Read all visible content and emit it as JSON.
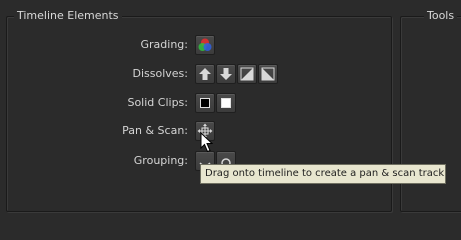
{
  "groups": {
    "timeline_elements": "Timeline Elements",
    "tools": "Tools"
  },
  "rows": {
    "grading": "Grading:",
    "dissolves": "Dissolves:",
    "solid_clips": "Solid Clips:",
    "pan_scan": "Pan & Scan:",
    "grouping": "Grouping:"
  },
  "icons": {
    "grading": "color-wheels-icon",
    "dissolves": [
      "arrow-up-icon",
      "arrow-down-icon",
      "dissolve-in-icon",
      "dissolve-out-icon"
    ],
    "solid_clips": [
      "black-solid-icon",
      "white-solid-icon"
    ],
    "pan_scan": "move-crosshair-icon",
    "grouping": [
      "group-icon",
      "ungroup-icon"
    ]
  },
  "tooltip": "Drag onto timeline to create a pan & scan track",
  "colors": {
    "panel_bg": "#2b2b2b",
    "button_bg": "#434343",
    "tooltip_bg": "#e8e6cf",
    "tooltip_text": "#1e1e1e",
    "label_text": "#d4d4d4"
  }
}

* * * * * * *

* **TASK TO COMPLETE**:
The pictures should not be reproduced; quote all of the other material exactly.

* **PROBLEM SOLUTION**:
Read all visible content and emit it as JSON.
{
  "groups": {
    "timeline_elements": "Timeline Elements",
    "tools": "Tools"
  },
  "rows": {
    "grading": "Grading:",
    "dissolves": "Dissolves:",
    "solid_clips": "Solid Clips:",
    "pan_scan": "Pan & Scan:",
    "grouping": "Grouping:"
  },
  "icons": {
    "grading": "color-wheels-icon",
    "dissolves": [
      "arrow-up-icon",
      "arrow-down-icon",
      "dissolve-in-icon",
      "dissolve-out-icon"
    ],
    "solid_clips": [
      "black-solid-icon",
      "white-solid-icon"
    ],
    "pan_scan": "move-crosshair-icon",
    "grouping": [
      "group-icon",
      "ungroup-icon"
    ]
  },
  "tooltip": "Drag onto timeline to create a pan & scan track",
  "colors": {
    "panel_bg": "#2b2b2b",
    "button_bg": "#434343",
    "tooltip_bg": "#e8e6cf",
    "tooltip_text": "#1e1e1e",
    "label_text": "#d4d4d4"
  }
}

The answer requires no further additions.